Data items
◇ ◇ ◇ ◇ ◇ ◇ ◇
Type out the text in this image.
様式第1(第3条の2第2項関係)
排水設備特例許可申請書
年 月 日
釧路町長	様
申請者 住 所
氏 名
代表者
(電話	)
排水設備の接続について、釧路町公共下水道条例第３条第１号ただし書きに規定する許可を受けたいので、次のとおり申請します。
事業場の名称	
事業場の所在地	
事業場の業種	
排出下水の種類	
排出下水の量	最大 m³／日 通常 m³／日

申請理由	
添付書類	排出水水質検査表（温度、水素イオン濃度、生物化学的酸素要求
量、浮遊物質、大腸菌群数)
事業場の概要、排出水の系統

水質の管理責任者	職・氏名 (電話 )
◇ ◇ ◇ ◇ ◇ ◇ ◇
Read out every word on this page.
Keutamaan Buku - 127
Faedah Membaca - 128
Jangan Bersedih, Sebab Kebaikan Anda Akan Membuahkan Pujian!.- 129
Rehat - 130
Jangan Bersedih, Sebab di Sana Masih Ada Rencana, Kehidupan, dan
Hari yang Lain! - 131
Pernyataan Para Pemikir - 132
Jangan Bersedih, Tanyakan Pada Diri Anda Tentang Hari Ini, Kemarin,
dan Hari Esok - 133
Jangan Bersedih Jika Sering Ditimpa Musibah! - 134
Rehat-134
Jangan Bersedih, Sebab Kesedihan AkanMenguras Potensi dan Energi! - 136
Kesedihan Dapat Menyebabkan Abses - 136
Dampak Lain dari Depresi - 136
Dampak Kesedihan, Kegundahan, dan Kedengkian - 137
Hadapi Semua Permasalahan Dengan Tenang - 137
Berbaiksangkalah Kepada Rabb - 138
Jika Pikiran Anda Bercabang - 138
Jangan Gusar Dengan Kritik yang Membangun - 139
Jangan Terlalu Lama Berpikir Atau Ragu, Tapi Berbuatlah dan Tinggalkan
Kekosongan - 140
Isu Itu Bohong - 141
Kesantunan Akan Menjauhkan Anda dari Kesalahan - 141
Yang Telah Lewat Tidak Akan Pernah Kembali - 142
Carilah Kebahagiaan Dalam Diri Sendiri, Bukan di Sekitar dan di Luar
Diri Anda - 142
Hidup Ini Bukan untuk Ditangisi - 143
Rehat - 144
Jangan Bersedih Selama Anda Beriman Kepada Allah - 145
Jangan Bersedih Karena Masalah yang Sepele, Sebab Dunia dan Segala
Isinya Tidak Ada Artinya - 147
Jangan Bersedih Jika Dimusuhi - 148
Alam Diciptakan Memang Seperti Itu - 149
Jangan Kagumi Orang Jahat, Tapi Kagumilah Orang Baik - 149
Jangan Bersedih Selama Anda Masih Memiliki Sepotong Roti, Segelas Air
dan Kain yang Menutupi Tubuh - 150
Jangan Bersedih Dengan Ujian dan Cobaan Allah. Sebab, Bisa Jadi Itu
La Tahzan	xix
◇ ◇ ◇ ◇ ◇ ◇ ◇
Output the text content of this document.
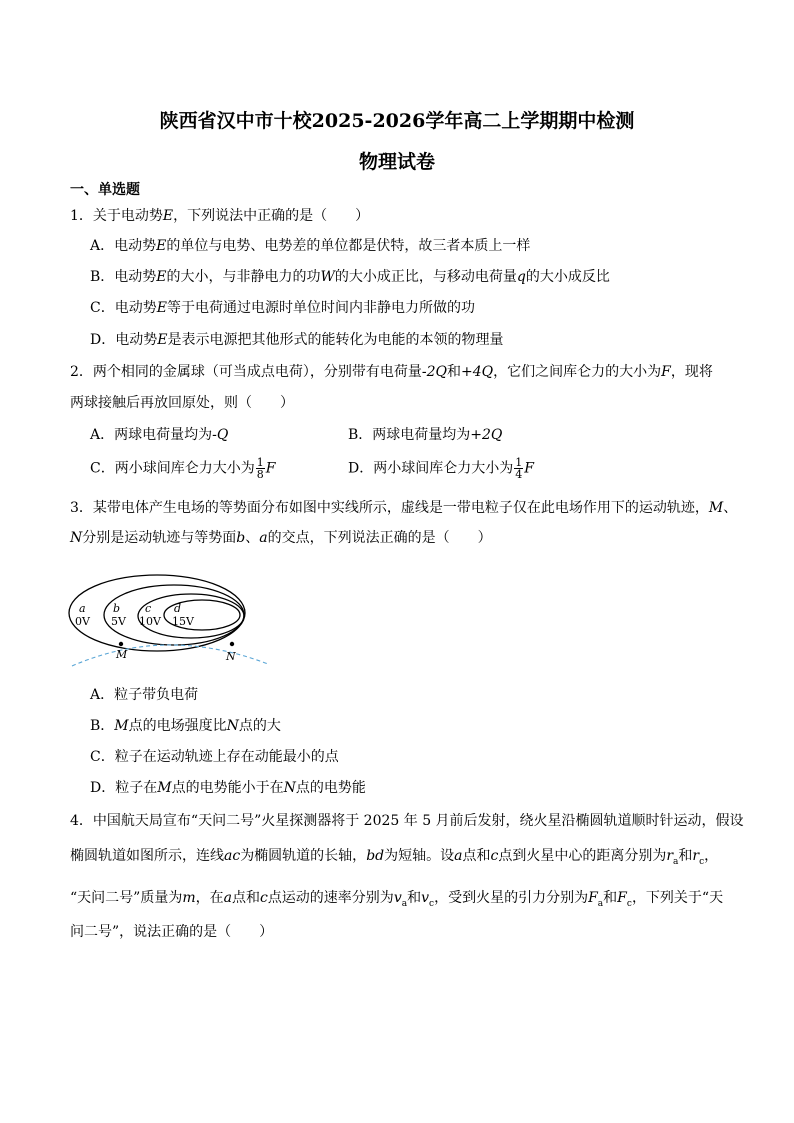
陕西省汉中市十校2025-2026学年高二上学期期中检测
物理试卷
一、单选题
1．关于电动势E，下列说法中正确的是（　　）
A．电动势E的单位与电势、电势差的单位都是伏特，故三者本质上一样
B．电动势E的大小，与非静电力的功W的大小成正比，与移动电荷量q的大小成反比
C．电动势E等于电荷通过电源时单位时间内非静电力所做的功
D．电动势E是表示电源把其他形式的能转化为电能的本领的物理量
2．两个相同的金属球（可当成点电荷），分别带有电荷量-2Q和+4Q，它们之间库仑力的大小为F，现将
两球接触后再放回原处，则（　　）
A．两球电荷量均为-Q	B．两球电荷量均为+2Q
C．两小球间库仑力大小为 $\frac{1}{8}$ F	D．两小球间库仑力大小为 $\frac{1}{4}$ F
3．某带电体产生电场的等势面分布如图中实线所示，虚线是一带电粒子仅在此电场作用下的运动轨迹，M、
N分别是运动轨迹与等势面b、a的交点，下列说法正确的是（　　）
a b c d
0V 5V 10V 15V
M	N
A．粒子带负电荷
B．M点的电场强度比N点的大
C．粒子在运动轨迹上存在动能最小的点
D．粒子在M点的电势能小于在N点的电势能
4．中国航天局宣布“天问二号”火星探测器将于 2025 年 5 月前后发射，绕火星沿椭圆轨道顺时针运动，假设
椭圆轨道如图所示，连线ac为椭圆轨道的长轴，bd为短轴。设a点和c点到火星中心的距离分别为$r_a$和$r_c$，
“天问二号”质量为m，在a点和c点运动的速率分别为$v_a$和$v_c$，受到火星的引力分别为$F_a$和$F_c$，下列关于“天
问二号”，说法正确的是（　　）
◇ ◇ ◇ ◇ ◇ ◇ ◇
→ YOUR OBJECTIVE
Show all lines in the entries above where the word "Diri" appears.

→ RESPONSE
Jangan Bersedih, Tanyakan Pada Diri Anda Tentang Hari Ini, Kemarin,
Carilah Kebahagiaan Dalam Diri Sendiri, Bukan di Sekitar dan di Luar
Diri Anda - 142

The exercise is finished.